STATED TASK:
For the records below, give the count of lines holding the word "Паисию" and nothing more.

Records from a data collection:
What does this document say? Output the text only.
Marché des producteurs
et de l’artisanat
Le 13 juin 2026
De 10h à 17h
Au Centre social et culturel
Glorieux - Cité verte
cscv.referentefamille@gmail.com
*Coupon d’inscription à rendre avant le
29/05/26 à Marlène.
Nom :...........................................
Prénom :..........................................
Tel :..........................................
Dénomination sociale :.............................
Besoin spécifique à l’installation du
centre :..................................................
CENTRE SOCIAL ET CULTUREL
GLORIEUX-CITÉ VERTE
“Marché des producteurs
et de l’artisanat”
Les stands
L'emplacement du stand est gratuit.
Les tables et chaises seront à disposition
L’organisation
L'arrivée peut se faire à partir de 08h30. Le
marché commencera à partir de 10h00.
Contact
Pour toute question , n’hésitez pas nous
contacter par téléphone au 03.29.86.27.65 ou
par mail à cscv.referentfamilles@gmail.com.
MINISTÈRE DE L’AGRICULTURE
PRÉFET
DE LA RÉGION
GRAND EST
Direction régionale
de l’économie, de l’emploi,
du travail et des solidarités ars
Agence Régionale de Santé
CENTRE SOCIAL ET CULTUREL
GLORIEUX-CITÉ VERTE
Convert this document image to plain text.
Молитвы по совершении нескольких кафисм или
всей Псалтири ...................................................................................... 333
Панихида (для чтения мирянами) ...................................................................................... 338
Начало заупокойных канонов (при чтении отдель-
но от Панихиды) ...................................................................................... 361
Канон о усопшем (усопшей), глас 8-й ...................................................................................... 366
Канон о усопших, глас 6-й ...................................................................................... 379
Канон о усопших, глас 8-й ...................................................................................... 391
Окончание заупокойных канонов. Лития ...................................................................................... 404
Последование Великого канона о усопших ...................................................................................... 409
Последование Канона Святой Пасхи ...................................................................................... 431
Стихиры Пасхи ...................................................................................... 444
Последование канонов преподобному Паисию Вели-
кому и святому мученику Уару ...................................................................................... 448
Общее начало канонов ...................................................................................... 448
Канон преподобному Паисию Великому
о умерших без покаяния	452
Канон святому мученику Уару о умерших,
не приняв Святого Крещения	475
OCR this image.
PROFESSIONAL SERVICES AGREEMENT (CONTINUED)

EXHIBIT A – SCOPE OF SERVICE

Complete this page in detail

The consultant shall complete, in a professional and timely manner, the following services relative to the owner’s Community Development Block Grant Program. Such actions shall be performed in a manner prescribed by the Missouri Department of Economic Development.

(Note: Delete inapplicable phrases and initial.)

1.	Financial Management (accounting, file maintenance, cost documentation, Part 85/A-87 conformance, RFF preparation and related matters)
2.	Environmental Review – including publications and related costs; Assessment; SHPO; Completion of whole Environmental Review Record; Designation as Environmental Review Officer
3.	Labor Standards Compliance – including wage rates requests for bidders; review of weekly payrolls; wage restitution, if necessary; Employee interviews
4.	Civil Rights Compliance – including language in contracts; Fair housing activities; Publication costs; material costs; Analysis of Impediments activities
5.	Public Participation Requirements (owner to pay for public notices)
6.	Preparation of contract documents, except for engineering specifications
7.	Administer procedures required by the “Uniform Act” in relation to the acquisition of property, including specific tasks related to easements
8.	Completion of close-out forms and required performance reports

CORRECT RESULT:
2